= RECORDS PROVIDED =
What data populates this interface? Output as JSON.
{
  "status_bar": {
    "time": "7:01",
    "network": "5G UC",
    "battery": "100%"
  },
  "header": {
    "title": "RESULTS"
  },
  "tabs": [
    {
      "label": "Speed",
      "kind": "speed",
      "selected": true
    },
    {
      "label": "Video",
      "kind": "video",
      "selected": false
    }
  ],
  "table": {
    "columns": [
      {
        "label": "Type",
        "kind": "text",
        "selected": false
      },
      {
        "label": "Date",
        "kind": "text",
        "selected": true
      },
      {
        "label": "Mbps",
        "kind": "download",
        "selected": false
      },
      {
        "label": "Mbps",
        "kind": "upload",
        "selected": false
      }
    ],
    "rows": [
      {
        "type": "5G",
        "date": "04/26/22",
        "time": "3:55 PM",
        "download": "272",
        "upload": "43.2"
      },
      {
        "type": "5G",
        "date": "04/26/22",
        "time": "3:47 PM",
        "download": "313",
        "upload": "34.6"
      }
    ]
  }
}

--

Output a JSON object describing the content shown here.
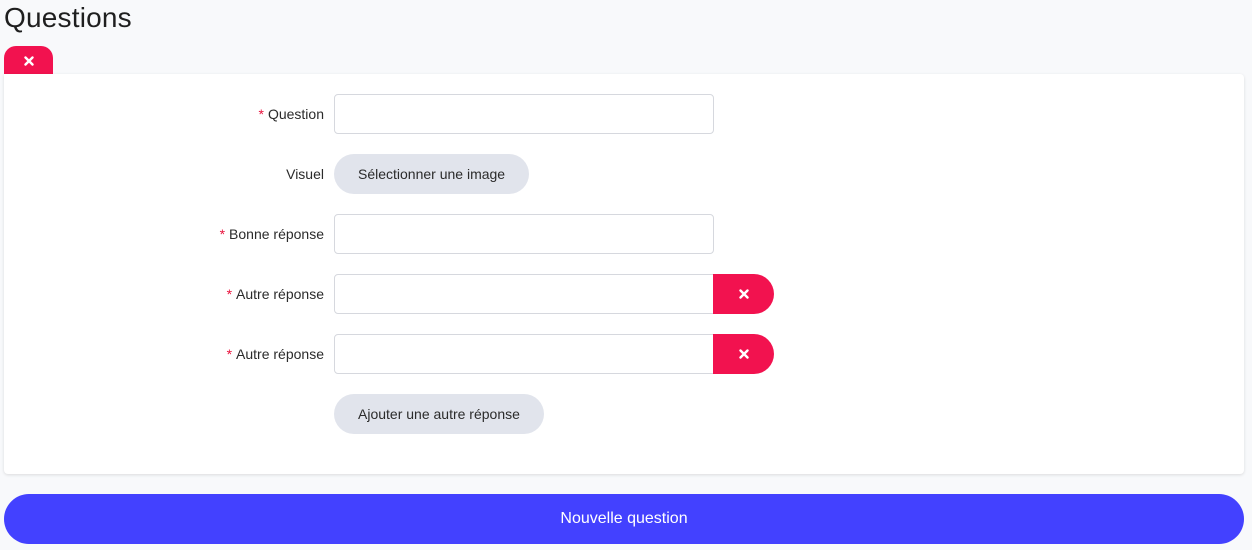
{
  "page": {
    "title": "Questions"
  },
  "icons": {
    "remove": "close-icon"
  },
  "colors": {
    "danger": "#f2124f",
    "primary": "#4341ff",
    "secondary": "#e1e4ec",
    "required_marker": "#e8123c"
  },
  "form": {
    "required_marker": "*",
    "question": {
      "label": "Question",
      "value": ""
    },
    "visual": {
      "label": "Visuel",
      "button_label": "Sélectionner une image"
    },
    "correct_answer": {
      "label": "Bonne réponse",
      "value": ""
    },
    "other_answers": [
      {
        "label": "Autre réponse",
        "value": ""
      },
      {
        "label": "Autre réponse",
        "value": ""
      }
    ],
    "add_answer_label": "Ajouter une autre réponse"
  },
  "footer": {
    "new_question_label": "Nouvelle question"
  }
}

* * *

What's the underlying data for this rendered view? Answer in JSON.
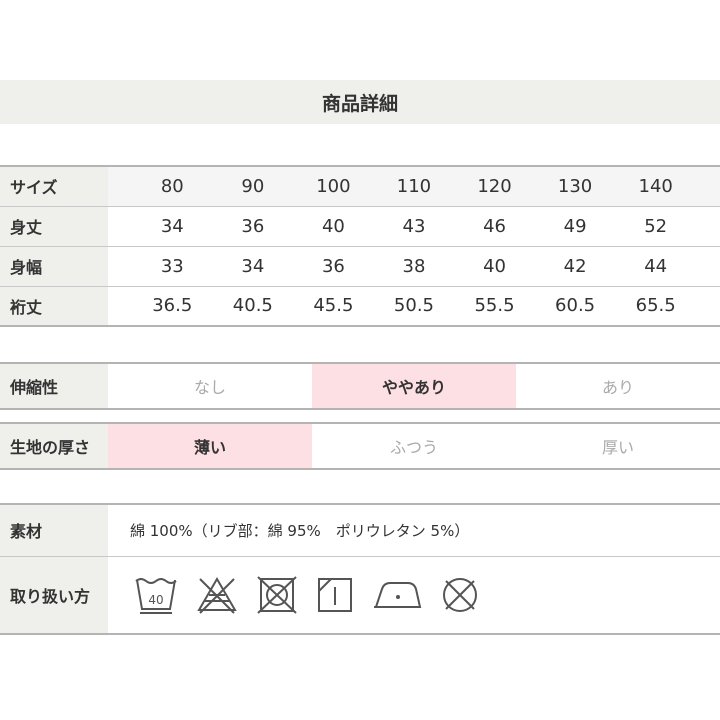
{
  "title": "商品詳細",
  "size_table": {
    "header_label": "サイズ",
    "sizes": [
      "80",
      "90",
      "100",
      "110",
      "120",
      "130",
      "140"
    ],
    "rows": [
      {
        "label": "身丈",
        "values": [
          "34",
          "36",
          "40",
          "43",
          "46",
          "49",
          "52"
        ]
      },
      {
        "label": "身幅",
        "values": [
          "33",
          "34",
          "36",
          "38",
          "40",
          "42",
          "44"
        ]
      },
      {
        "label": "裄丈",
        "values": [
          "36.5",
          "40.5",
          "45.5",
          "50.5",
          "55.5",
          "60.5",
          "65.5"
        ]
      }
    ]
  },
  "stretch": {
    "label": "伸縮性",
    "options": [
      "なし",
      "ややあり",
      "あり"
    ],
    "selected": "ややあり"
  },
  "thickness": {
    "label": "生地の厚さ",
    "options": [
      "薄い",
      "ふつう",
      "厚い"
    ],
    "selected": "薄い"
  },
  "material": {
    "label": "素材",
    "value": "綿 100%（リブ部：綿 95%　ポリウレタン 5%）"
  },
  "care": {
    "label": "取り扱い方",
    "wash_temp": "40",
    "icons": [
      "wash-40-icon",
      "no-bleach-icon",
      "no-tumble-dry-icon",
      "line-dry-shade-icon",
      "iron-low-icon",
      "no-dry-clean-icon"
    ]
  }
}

= YOUR TASK =
Copy, from the material, each line that holds the string "selected".

= EXERCISE OUTPUT =
      "selected": true
      "selected": false
        "selected": false
        "selected": true
        "selected": false
        "selected": false
    "selected": "ややあり"
    "selected": "薄い"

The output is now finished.